The request ::
Copy the rows below, changing every "Modulation Index" to "Modulation Depth" and leaving the rest untouched.

Records ::
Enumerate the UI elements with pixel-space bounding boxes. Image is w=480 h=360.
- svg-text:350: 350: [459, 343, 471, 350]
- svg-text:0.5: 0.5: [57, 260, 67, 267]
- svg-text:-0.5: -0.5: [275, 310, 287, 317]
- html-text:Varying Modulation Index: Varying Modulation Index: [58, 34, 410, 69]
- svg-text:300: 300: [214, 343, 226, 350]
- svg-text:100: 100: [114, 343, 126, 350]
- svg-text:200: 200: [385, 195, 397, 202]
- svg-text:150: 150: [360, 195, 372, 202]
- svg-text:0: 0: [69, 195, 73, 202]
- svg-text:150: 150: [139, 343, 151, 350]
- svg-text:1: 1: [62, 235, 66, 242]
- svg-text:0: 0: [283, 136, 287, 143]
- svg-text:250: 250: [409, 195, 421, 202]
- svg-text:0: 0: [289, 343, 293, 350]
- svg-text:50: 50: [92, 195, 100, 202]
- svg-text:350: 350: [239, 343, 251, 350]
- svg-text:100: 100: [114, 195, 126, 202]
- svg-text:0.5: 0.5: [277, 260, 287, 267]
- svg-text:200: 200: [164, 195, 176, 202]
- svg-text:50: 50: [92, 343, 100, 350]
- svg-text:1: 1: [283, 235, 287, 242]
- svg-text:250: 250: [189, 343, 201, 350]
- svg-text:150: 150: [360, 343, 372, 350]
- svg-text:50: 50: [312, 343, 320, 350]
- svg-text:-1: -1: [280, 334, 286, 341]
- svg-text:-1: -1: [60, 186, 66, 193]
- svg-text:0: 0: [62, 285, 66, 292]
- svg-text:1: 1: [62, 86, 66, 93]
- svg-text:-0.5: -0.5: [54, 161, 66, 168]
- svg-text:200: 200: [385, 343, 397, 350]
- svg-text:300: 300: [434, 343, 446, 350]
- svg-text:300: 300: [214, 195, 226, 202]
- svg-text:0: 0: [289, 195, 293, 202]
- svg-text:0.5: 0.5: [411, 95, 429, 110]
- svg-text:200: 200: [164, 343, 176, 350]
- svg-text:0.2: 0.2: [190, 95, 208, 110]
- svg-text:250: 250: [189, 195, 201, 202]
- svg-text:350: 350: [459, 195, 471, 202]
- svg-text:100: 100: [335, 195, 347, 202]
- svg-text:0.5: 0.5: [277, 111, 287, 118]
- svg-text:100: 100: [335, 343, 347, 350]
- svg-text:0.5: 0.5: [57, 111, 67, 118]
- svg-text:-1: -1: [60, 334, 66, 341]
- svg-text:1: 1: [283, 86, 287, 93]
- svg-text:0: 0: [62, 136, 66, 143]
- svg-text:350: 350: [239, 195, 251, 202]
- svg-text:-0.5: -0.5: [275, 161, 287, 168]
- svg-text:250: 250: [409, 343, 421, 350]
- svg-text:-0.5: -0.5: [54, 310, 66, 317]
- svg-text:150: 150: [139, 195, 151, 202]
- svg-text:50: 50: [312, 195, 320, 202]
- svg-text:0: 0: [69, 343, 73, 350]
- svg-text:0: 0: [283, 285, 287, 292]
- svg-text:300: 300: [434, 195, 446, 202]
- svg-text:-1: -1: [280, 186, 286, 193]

Correct answer ::
Enumerate the UI elements with pixel-space bounding boxes. Image is w=480 h=360.
- svg-text:350: 350: [459, 343, 471, 350]
- svg-text:0.5: 0.5: [57, 260, 67, 267]
- svg-text:-0.5: -0.5: [275, 310, 287, 317]
- html-text:Varying Modulation Depth: Varying Modulation Depth: [58, 34, 410, 69]
- svg-text:300: 300: [214, 343, 226, 350]
- svg-text:100: 100: [114, 343, 126, 350]
- svg-text:200: 200: [385, 195, 397, 202]
- svg-text:150: 150: [360, 195, 372, 202]
- svg-text:0: 0: [69, 195, 73, 202]
- svg-text:150: 150: [139, 343, 151, 350]
- svg-text:1: 1: [62, 235, 66, 242]
- svg-text:0: 0: [283, 136, 287, 143]
- svg-text:250: 250: [409, 195, 421, 202]
- svg-text:0: 0: [289, 343, 293, 350]
- svg-text:50: 50: [92, 195, 100, 202]
- svg-text:350: 350: [239, 343, 251, 350]
- svg-text:100: 100: [114, 195, 126, 202]
- svg-text:0.5: 0.5: [277, 260, 287, 267]
- svg-text:200: 200: [164, 195, 176, 202]
- svg-text:50: 50: [92, 343, 100, 350]
- svg-text:1: 1: [283, 235, 287, 242]
- svg-text:250: 250: [189, 343, 201, 350]
- svg-text:150: 150: [360, 343, 372, 350]
- svg-text:50: 50: [312, 343, 320, 350]
- svg-text:-1: -1: [280, 334, 286, 341]
- svg-text:-1: -1: [60, 186, 66, 193]
- svg-text:0: 0: [62, 285, 66, 292]
- svg-text:1: 1: [62, 86, 66, 93]
- svg-text:-0.5: -0.5: [54, 161, 66, 168]
- svg-text:200: 200: [385, 343, 397, 350]
- svg-text:300: 300: [434, 343, 446, 350]
- svg-text:300: 300: [214, 195, 226, 202]
- svg-text:0: 0: [289, 195, 293, 202]
- svg-text:0.5: 0.5: [411, 95, 429, 110]
- svg-text:200: 200: [164, 343, 176, 350]
- svg-text:0.2: 0.2: [190, 95, 208, 110]
- svg-text:250: 250: [189, 195, 201, 202]
- svg-text:350: 350: [459, 195, 471, 202]
- svg-text:100: 100: [335, 195, 347, 202]
- svg-text:0.5: 0.5: [277, 111, 287, 118]
- svg-text:100: 100: [335, 343, 347, 350]
- svg-text:0.5: 0.5: [57, 111, 67, 118]
- svg-text:-1: -1: [60, 334, 66, 341]
- svg-text:1: 1: [283, 86, 287, 93]
- svg-text:0: 0: [62, 136, 66, 143]
- svg-text:350: 350: [239, 195, 251, 202]
- svg-text:-0.5: -0.5: [275, 161, 287, 168]
- svg-text:250: 250: [409, 343, 421, 350]
- svg-text:-0.5: -0.5: [54, 310, 66, 317]
- svg-text:150: 150: [139, 195, 151, 202]
- svg-text:50: 50: [312, 195, 320, 202]
- svg-text:0: 0: [69, 343, 73, 350]
- svg-text:0: 0: [283, 285, 287, 292]
- svg-text:300: 300: [434, 195, 446, 202]
- svg-text:-1: -1: [280, 186, 286, 193]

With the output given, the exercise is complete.